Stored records
-- BEGIN --

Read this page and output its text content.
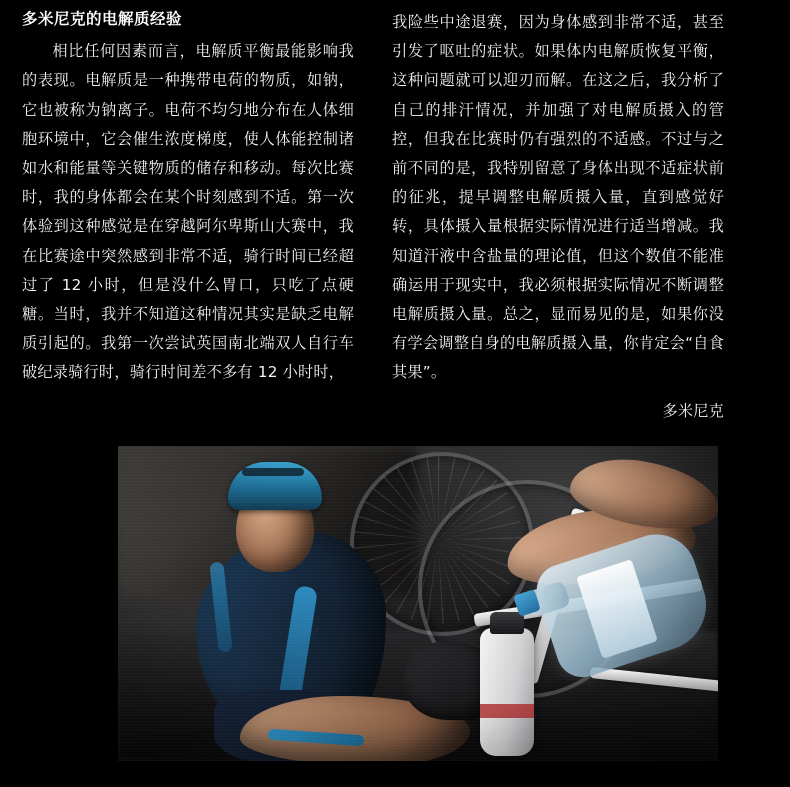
多米尼克的电解质经验

相比任何因素而言，电解质平衡最能影响我的表现。电解质是一种携带电荷的物质，如钠，它也被称为钠离子。电荷不均匀地分布在人体细胞环境中，它会催生浓度梯度，使人体能控制诸如水和能量等关键物质的储存和移动。每次比赛时，我的身体都会在某个时刻感到不适。第一次体验到这种感觉是在穿越阿尔卑斯山大赛中，我在比赛途中突然感到非常不适，骑行时间已经超过了 12 小时，但是没什么胃口，只吃了点硬糖。当时，我并不知道这种情况其实是缺乏电解质引起的。我第一次尝试英国南北端双人自行车破纪录骑行时，骑行时间差不多有 12 小时时，

我险些中途退赛，因为身体感到非常不适，甚至引发了呕吐的症状。如果体内电解质恢复平衡，这种问题就可以迎刃而解。在这之后，我分析了自己的排汗情况，并加强了对电解质摄入的管控，但我在比赛时仍有强烈的不适感。不过与之前不同的是，我特别留意了身体出现不适症状前的征兆，提早调整电解质摄入量，直到感觉好转，具体摄入量根据实际情况进行适当增减。我知道汗液中含盐量的理论值，但这个数值不能准确运用于现实中，我必须根据实际情况不断调整电解质摄入量。总之，显而易见的是，如果你没有学会调整自身的电解质摄入量，你肯定会“自食其果”。

多米尼克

-- END --

* TASK DESCRIPTION:
Restate the listing above word for word, and skip the pictures.

* RESULT OF THIS EXERCISE:
Read this page and output its text content.
多米尼克的电解质经验

相比任何因素而言，电解质平衡最能影响我的表现。电解质是一种携带电荷的物质，如钠，它也被称为钠离子。电荷不均匀地分布在人体细胞环境中，它会催生浓度梯度，使人体能控制诸如水和能量等关键物质的储存和移动。每次比赛时，我的身体都会在某个时刻感到不适。第一次体验到这种感觉是在穿越阿尔卑斯山大赛中，我在比赛途中突然感到非常不适，骑行时间已经超过了 12 小时，但是没什么胃口，只吃了点硬糖。当时，我并不知道这种情况其实是缺乏电解质引起的。我第一次尝试英国南北端双人自行车破纪录骑行时，骑行时间差不多有 12 小时时，

我险些中途退赛，因为身体感到非常不适，甚至引发了呕吐的症状。如果体内电解质恢复平衡，这种问题就可以迎刃而解。在这之后，我分析了自己的排汗情况，并加强了对电解质摄入的管控，但我在比赛时仍有强烈的不适感。不过与之前不同的是，我特别留意了身体出现不适症状前的征兆，提早调整电解质摄入量，直到感觉好转，具体摄入量根据实际情况进行适当增减。我知道汗液中含盐量的理论值，但这个数值不能准确运用于现实中，我必须根据实际情况不断调整电解质摄入量。总之，显而易见的是，如果你没有学会调整自身的电解质摄入量，你肯定会“自食其果”。

多米尼克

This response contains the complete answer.